> _Problems_:
1. According to the state budget article, how much did the full State legislature's approved budget total?
2. Reproduce the part of the state budget article starting with "The budget spends" and going on through "match Christie’s estimates.".
3. Condense the paragraph of the state budget article that opens "The budget spends $62 million less" into a single shorter sentence that keeps its main figures.

> _Page extract_:
** BEGIN **

The full State legislature has approved the Democrat-sponsored $31.741 billion State Budget. The State Senate and Assembly passed it yesterday.

The budget does not include the guaranteed tax cut that Governor Chris Christie has been demanding since February and he’s expected to line-item veto much, if not all of the Democrats’ spending additions.

“With today’s budget, Corzine Democrats reversed course and sent a loud and clear signal that they want to go back to the eight years prior to my administration when taxes and fees were raised every 25 days. After two years without raising taxes, the only way to feed the Corzine Democrats’ obsession is to hold tax relief hostage,” said Christie just after the budget bill passed. “I will not allow New Jersey to go back to the same failed policies that nearly put our state over a fiscal cliff. Tax relief for our hardworking families is long overdue and that is exactly what I will continue fighting for.”

Senate Budget Committee chairman Paul Sarlo sponsored the budget bill in the Upper House. He says, “This is a smart, responsible budget that reflects economic conditions. It doesn’t achieve all that we would want, but it accomplishes what we can afford. It meets the state’s most important needs and it advances Democratic priorities without putting the state at risk of an economic crisis during the year ahead.”

The budget spends $62 million less than the Governor’s revised proposal and sets aside $183 million more in the surplus for a to-be-determined tax cut that would be enacted in January only if revenues match Christie’s estimates.

“This budget plans for the tax cut,” explains Sarlo. “It doesn’t necessarily have to commit to it today, but the tax cut is part of this budget…We should use the six months between now and then to gauge the economy and monitor state revenues.”

** END **

> _Source material_:
** BEGIN **

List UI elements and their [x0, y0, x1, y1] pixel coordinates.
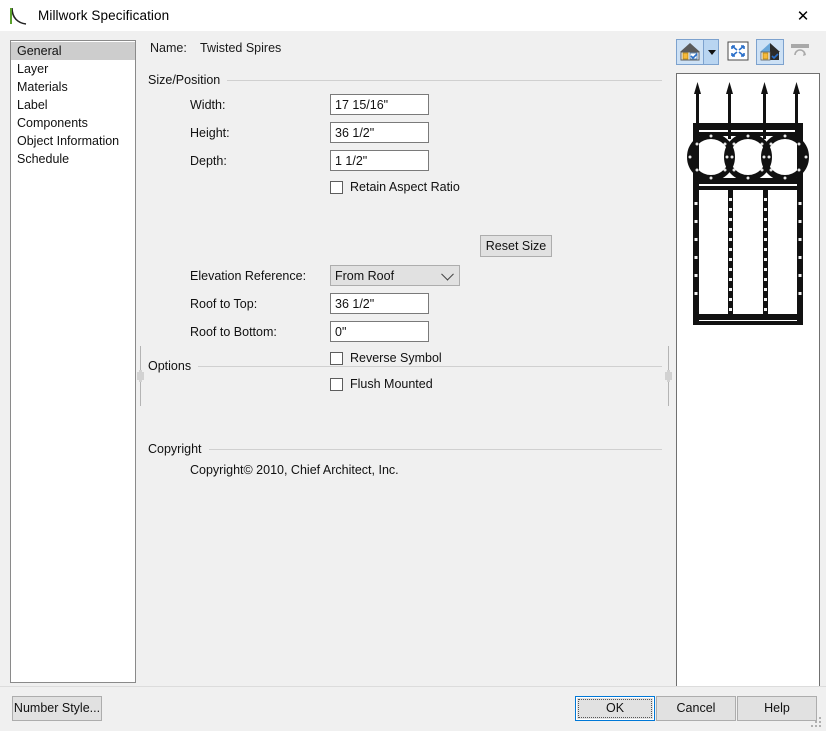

** END **

> _Results for the exercise_:
1. $31.741 billion

2.
The budget spends $62 million less than the Governor’s revised proposal and sets aside $183 million more in the surplus for a to-be-determined tax cut that would be enacted in January only if revenues match Christie’s estimates.

3. The budget spends $62 million less than the Governor's revised proposal and reserves an extra $183 million in surplus for an undecided tax cut, to be enacted in January only if revenues match Christie's estimates.